## Task brief:
Restate the records in their entirety, word for word.

Extracts from a graphics dataset:
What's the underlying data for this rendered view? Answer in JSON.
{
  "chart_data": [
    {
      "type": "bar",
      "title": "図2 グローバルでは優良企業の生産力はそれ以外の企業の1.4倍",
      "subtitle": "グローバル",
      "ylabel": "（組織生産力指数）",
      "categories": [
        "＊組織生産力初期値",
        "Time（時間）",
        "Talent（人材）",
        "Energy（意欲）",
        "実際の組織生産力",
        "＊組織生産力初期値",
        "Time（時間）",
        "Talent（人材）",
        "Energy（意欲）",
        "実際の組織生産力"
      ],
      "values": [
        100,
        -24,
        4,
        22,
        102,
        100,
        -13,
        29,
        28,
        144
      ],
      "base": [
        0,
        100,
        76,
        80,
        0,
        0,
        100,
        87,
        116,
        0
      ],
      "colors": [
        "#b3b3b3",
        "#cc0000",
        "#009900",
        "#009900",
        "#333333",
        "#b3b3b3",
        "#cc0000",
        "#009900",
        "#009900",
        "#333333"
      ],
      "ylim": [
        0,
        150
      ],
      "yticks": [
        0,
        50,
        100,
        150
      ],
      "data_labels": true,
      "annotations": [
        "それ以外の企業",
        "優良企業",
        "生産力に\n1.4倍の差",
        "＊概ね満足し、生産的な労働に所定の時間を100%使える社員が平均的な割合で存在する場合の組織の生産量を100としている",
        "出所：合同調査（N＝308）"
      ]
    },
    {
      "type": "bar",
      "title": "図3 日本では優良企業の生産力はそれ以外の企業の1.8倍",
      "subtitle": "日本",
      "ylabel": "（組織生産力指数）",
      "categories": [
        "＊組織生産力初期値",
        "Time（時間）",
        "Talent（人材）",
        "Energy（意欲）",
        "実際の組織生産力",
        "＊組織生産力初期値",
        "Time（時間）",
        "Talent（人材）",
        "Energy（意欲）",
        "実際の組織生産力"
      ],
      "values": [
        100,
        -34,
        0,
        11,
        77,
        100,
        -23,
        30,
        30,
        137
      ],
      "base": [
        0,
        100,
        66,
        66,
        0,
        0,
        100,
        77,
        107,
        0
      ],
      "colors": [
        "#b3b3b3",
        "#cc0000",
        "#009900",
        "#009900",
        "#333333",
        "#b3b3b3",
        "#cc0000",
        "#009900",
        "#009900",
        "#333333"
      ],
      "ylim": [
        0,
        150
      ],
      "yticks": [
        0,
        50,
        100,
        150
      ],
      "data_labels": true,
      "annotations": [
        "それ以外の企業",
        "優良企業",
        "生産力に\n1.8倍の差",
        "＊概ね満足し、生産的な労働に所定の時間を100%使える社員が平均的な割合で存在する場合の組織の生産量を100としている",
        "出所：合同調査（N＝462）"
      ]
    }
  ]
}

## Full output:
What's the underlying data for this rendered view? Answer in JSON.
{
  "chart_data": [
    {
      "type": "bar",
      "title": "図2 グローバルでは優良企業の生産力はそれ以外の企業の1.4倍",
      "subtitle": "グローバル",
      "ylabel": "（組織生産力指数）",
      "categories": [
        "＊組織生産力初期値",
        "Time（時間）",
        "Talent（人材）",
        "Energy（意欲）",
        "実際の組織生産力",
        "＊組織生産力初期値",
        "Time（時間）",
        "Talent（人材）",
        "Energy（意欲）",
        "実際の組織生産力"
      ],
      "values": [
        100,
        -24,
        4,
        22,
        102,
        100,
        -13,
        29,
        28,
        144
      ],
      "base": [
        0,
        100,
        76,
        80,
        0,
        0,
        100,
        87,
        116,
        0
      ],
      "colors": [
        "#b3b3b3",
        "#cc0000",
        "#009900",
        "#009900",
        "#333333",
        "#b3b3b3",
        "#cc0000",
        "#009900",
        "#009900",
        "#333333"
      ],
      "ylim": [
        0,
        150
      ],
      "yticks": [
        0,
        50,
        100,
        150
      ],
      "data_labels": true,
      "annotations": [
        "それ以外の企業",
        "優良企業",
        "生産力に\n1.4倍の差",
        "＊概ね満足し、生産的な労働に所定の時間を100%使える社員が平均的な割合で存在する場合の組織の生産量を100としている",
        "出所：合同調査（N＝308）"
      ]
    },
    {
      "type": "bar",
      "title": "図3 日本では優良企業の生産力はそれ以外の企業の1.8倍",
      "subtitle": "日本",
      "ylabel": "（組織生産力指数）",
      "categories": [
        "＊組織生産力初期値",
        "Time（時間）",
        "Talent（人材）",
        "Energy（意欲）",
        "実際の組織生産力",
        "＊組織生産力初期値",
        "Time（時間）",
        "Talent（人材）",
        "Energy（意欲）",
        "実際の組織生産力"
      ],
      "values": [
        100,
        -34,
        0,
        11,
        77,
        100,
        -23,
        30,
        30,
        137
      ],
      "base": [
        0,
        100,
        66,
        66,
        0,
        0,
        100,
        77,
        107,
        0
      ],
      "colors": [
        "#b3b3b3",
        "#cc0000",
        "#009900",
        "#009900",
        "#333333",
        "#b3b3b3",
        "#cc0000",
        "#009900",
        "#009900",
        "#333333"
      ],
      "ylim": [
        0,
        150
      ],
      "yticks": [
        0,
        50,
        100,
        150
      ],
      "data_labels": true,
      "annotations": [
        "それ以外の企業",
        "優良企業",
        "生産力に\n1.8倍の差",
        "＊概ね満足し、生産的な労働に所定の時間を100%使える社員が平均的な割合で存在する場合の組織の生産量を100としている",
        "出所：合同調査（N＝462）"
      ]
    }
  ]
}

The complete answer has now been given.